--- start of Data provided ---
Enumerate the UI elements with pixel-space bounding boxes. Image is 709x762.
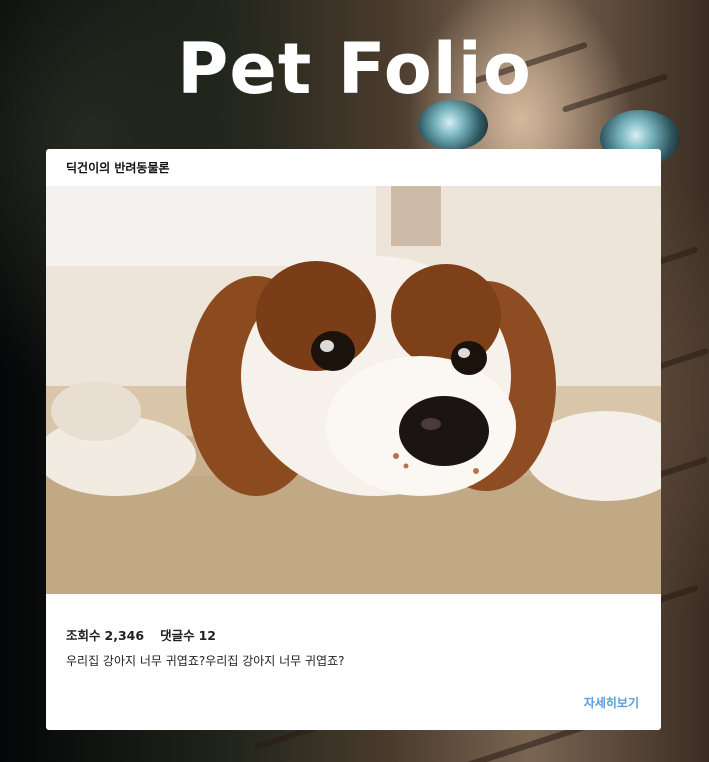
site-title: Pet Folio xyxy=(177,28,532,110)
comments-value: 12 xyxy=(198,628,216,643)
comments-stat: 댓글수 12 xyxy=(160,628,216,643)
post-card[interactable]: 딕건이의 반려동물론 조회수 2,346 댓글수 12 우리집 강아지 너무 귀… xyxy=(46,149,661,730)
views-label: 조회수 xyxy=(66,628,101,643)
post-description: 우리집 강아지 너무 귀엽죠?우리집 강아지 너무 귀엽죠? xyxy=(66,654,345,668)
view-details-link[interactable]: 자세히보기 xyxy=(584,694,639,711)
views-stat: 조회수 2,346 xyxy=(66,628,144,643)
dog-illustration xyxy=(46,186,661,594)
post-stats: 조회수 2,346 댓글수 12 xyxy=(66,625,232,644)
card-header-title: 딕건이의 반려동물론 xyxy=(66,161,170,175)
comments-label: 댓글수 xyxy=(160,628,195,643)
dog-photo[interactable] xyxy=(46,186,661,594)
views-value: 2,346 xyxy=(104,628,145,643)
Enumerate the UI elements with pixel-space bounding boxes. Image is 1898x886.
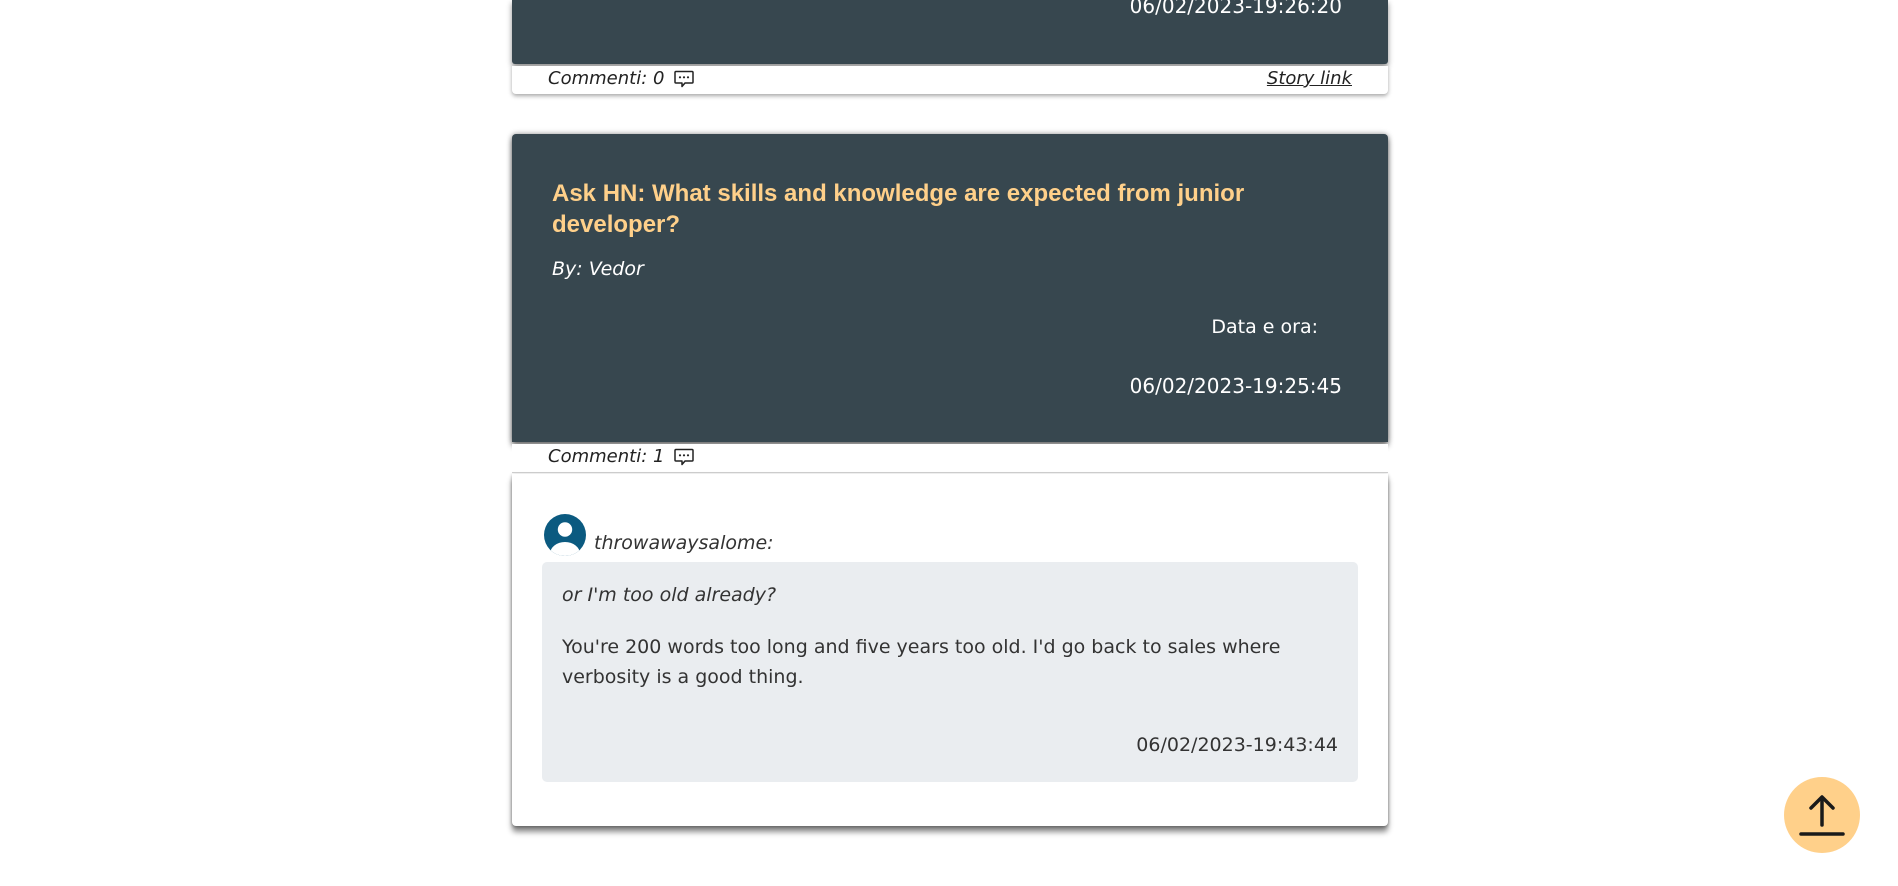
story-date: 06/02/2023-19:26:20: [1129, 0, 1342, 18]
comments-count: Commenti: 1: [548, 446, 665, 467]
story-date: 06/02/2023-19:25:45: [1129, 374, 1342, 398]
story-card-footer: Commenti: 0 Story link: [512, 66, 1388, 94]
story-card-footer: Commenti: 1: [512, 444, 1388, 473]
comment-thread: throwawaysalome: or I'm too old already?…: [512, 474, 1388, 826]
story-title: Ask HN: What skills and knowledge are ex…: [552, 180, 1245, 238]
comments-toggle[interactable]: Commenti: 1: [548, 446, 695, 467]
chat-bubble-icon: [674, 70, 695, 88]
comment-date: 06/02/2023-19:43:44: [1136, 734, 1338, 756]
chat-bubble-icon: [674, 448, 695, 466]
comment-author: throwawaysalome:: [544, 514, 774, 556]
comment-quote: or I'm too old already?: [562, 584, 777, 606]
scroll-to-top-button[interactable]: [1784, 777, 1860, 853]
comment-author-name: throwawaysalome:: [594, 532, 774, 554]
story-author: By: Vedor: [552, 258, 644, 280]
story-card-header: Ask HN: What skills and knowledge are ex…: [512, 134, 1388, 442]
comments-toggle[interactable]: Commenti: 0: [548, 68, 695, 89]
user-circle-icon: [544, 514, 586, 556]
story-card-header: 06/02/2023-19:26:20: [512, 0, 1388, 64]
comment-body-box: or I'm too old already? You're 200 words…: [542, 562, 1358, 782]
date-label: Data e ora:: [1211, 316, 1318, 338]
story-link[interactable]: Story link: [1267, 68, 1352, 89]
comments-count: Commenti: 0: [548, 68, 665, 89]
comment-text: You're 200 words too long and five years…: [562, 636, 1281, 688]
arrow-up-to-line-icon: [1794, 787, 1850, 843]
--- end of Data provided ---
◆ Written problem
Rewrite all of the lines above, changing every "chat-bubble-icon" to "speech-bubble-icon" and leaving everything else as it is. Omit the pictures from your answer.

◆ The solution
Enumerate the UI elements with pixel-space bounding boxes. Image is 709x762.
site-title: Pet Folio xyxy=(177,28,532,110)
comments-value: 12 xyxy=(198,628,216,643)
comments-stat: 댓글수 12 xyxy=(160,628,216,643)
post-card[interactable]: 딕건이의 반려동물론 조회수 2,346 댓글수 12 우리집 강아지 너무 귀… xyxy=(46,149,661,730)
views-label: 조회수 xyxy=(66,628,101,643)
post-description: 우리집 강아지 너무 귀엽죠?우리집 강아지 너무 귀엽죠? xyxy=(66,654,345,668)
view-details-link[interactable]: 자세히보기 xyxy=(584,694,639,711)
views-stat: 조회수 2,346 xyxy=(66,628,144,643)
dog-illustration xyxy=(46,186,661,594)
post-stats: 조회수 2,346 댓글수 12 xyxy=(66,625,232,644)
card-header-title: 딕건이의 반려동물론 xyxy=(66,161,170,175)
comments-label: 댓글수 xyxy=(160,628,195,643)
dog-photo[interactable] xyxy=(46,186,661,594)
views-value: 2,346 xyxy=(104,628,145,643)
Enumerate the UI elements with pixel-space bounding boxes. Image is 1898x886.
story-date: 06/02/2023-19:26:20: [1129, 0, 1342, 18]
comments-count: Commenti: 1: [548, 446, 665, 467]
story-date: 06/02/2023-19:25:45: [1129, 374, 1342, 398]
story-card-footer: Commenti: 0 Story link: [512, 66, 1388, 94]
story-card-footer: Commenti: 1: [512, 444, 1388, 473]
comment-thread: throwawaysalome: or I'm too old already?…: [512, 474, 1388, 826]
story-title: Ask HN: What skills and knowledge are ex…: [552, 180, 1245, 238]
comments-toggle[interactable]: Commenti: 1: [548, 446, 695, 467]
speech-bubble-icon: [674, 70, 695, 88]
comment-date: 06/02/2023-19:43:44: [1136, 734, 1338, 756]
speech-bubble-icon: [674, 448, 695, 466]
comment-author: throwawaysalome:: [544, 514, 774, 556]
comment-quote: or I'm too old already?: [562, 584, 777, 606]
scroll-to-top-button[interactable]: [1784, 777, 1860, 853]
comment-author-name: throwawaysalome:: [594, 532, 774, 554]
story-author: By: Vedor: [552, 258, 644, 280]
story-card-header: Ask HN: What skills and knowledge are ex…: [512, 134, 1388, 442]
comments-toggle[interactable]: Commenti: 0: [548, 68, 695, 89]
user-circle-icon: [544, 514, 586, 556]
story-card-header: 06/02/2023-19:26:20: [512, 0, 1388, 64]
comment-body-box: or I'm too old already? You're 200 words…: [542, 562, 1358, 782]
date-label: Data e ora:: [1211, 316, 1318, 338]
story-link[interactable]: Story link: [1267, 68, 1352, 89]
comments-count: Commenti: 0: [548, 68, 665, 89]
comment-text: You're 200 words too long and five years…: [562, 636, 1281, 688]
arrow-up-to-line-icon: [1794, 787, 1850, 843]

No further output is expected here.